**WHAT IS BEING ASKED**
Go through the entries below and retype them exactly, omitting each picture.

**DATA ENTRIES**
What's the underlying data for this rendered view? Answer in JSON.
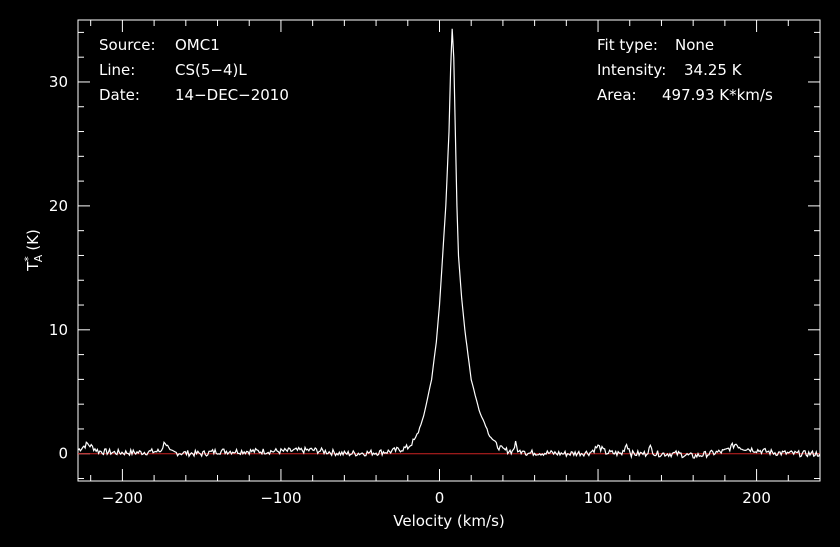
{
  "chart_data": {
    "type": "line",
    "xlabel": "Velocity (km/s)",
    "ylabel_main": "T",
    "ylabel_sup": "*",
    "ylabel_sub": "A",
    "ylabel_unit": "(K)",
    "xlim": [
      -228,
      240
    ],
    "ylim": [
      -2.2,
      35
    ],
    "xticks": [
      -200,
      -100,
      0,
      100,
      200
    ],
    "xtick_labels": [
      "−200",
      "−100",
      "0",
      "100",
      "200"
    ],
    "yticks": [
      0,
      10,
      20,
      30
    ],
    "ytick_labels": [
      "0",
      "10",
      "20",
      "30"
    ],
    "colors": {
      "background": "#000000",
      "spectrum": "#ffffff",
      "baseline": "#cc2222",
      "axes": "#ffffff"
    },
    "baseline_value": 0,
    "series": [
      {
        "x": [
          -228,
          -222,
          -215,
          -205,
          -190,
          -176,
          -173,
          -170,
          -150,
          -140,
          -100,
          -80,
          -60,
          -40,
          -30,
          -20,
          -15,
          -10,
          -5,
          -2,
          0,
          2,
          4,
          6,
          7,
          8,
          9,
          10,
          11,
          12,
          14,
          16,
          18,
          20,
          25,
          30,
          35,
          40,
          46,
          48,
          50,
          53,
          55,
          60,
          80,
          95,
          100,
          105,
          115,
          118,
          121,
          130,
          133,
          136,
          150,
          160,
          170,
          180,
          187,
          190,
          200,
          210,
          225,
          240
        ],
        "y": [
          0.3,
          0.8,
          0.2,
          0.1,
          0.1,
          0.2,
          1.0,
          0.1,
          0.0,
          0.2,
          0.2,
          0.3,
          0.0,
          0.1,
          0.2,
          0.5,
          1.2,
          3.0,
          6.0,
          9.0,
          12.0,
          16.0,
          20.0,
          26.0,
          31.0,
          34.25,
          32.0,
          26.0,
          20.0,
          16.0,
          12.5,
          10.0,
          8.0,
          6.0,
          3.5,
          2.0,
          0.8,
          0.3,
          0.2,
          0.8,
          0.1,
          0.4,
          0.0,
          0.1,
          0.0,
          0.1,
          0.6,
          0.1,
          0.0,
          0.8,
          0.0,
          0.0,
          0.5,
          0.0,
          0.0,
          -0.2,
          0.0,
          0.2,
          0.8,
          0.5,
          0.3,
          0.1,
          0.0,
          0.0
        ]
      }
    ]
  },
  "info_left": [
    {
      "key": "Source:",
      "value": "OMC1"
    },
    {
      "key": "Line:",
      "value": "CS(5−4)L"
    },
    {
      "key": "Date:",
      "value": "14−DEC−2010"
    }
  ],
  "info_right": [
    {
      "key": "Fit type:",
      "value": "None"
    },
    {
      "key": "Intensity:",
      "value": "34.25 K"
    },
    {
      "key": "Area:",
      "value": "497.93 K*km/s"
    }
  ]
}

**WRITTEN REPLY**
What's the underlying data for this rendered view? Answer in JSON.
{
  "chart_data": {
    "type": "line",
    "xlabel": "Velocity (km/s)",
    "ylabel_main": "T",
    "ylabel_sup": "*",
    "ylabel_sub": "A",
    "ylabel_unit": "(K)",
    "xlim": [
      -228,
      240
    ],
    "ylim": [
      -2.2,
      35
    ],
    "xticks": [
      -200,
      -100,
      0,
      100,
      200
    ],
    "xtick_labels": [
      "−200",
      "−100",
      "0",
      "100",
      "200"
    ],
    "yticks": [
      0,
      10,
      20,
      30
    ],
    "ytick_labels": [
      "0",
      "10",
      "20",
      "30"
    ],
    "colors": {
      "background": "#000000",
      "spectrum": "#ffffff",
      "baseline": "#cc2222",
      "axes": "#ffffff"
    },
    "baseline_value": 0,
    "series": [
      {
        "x": [
          -228,
          -222,
          -215,
          -205,
          -190,
          -176,
          -173,
          -170,
          -150,
          -140,
          -100,
          -80,
          -60,
          -40,
          -30,
          -20,
          -15,
          -10,
          -5,
          -2,
          0,
          2,
          4,
          6,
          7,
          8,
          9,
          10,
          11,
          12,
          14,
          16,
          18,
          20,
          25,
          30,
          35,
          40,
          46,
          48,
          50,
          53,
          55,
          60,
          80,
          95,
          100,
          105,
          115,
          118,
          121,
          130,
          133,
          136,
          150,
          160,
          170,
          180,
          187,
          190,
          200,
          210,
          225,
          240
        ],
        "y": [
          0.3,
          0.8,
          0.2,
          0.1,
          0.1,
          0.2,
          1.0,
          0.1,
          0.0,
          0.2,
          0.2,
          0.3,
          0.0,
          0.1,
          0.2,
          0.5,
          1.2,
          3.0,
          6.0,
          9.0,
          12.0,
          16.0,
          20.0,
          26.0,
          31.0,
          34.25,
          32.0,
          26.0,
          20.0,
          16.0,
          12.5,
          10.0,
          8.0,
          6.0,
          3.5,
          2.0,
          0.8,
          0.3,
          0.2,
          0.8,
          0.1,
          0.4,
          0.0,
          0.1,
          0.0,
          0.1,
          0.6,
          0.1,
          0.0,
          0.8,
          0.0,
          0.0,
          0.5,
          0.0,
          0.0,
          -0.2,
          0.0,
          0.2,
          0.8,
          0.5,
          0.3,
          0.1,
          0.0,
          0.0
        ]
      }
    ]
  },
  "info_left": [
    {
      "key": "Source:",
      "value": "OMC1"
    },
    {
      "key": "Line:",
      "value": "CS(5−4)L"
    },
    {
      "key": "Date:",
      "value": "14−DEC−2010"
    }
  ],
  "info_right": [
    {
      "key": "Fit type:",
      "value": "None"
    },
    {
      "key": "Intensity:",
      "value": "34.25 K"
    },
    {
      "key": "Area:",
      "value": "497.93 K*km/s"
    }
  ]
}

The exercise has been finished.